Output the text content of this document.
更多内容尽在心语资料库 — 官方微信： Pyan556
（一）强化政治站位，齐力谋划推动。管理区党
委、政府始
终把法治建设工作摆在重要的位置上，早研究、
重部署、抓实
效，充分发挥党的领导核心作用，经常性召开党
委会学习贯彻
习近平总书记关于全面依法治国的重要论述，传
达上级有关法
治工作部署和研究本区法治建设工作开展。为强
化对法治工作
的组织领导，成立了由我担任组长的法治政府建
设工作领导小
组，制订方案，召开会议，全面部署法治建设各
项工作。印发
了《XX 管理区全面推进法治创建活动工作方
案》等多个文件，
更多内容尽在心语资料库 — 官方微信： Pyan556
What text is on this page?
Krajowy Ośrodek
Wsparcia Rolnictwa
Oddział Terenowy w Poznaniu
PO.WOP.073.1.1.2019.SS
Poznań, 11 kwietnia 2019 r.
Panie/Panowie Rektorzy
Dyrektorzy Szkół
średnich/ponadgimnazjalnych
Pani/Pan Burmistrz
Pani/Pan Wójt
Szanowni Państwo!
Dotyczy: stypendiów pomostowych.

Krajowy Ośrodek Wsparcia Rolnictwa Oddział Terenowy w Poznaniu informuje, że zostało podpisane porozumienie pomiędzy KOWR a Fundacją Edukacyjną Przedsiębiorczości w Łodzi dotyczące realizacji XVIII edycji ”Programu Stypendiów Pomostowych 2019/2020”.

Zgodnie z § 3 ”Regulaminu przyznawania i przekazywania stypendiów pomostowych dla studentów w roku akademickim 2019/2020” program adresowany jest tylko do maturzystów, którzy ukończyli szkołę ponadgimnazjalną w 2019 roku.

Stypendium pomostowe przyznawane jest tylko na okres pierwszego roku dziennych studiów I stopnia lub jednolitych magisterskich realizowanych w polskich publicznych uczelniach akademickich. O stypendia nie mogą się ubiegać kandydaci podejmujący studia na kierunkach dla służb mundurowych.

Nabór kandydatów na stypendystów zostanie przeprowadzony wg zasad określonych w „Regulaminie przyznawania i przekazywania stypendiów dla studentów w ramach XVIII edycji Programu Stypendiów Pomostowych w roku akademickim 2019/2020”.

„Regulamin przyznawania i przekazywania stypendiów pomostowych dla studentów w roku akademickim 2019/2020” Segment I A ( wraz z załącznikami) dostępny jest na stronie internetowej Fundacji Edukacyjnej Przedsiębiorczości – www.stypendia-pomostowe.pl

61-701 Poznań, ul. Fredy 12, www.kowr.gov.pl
* * *
* _The task_
Give the number of lines in the entries that hold the word "Terenowy", and nothing else.

* _Correct output_
2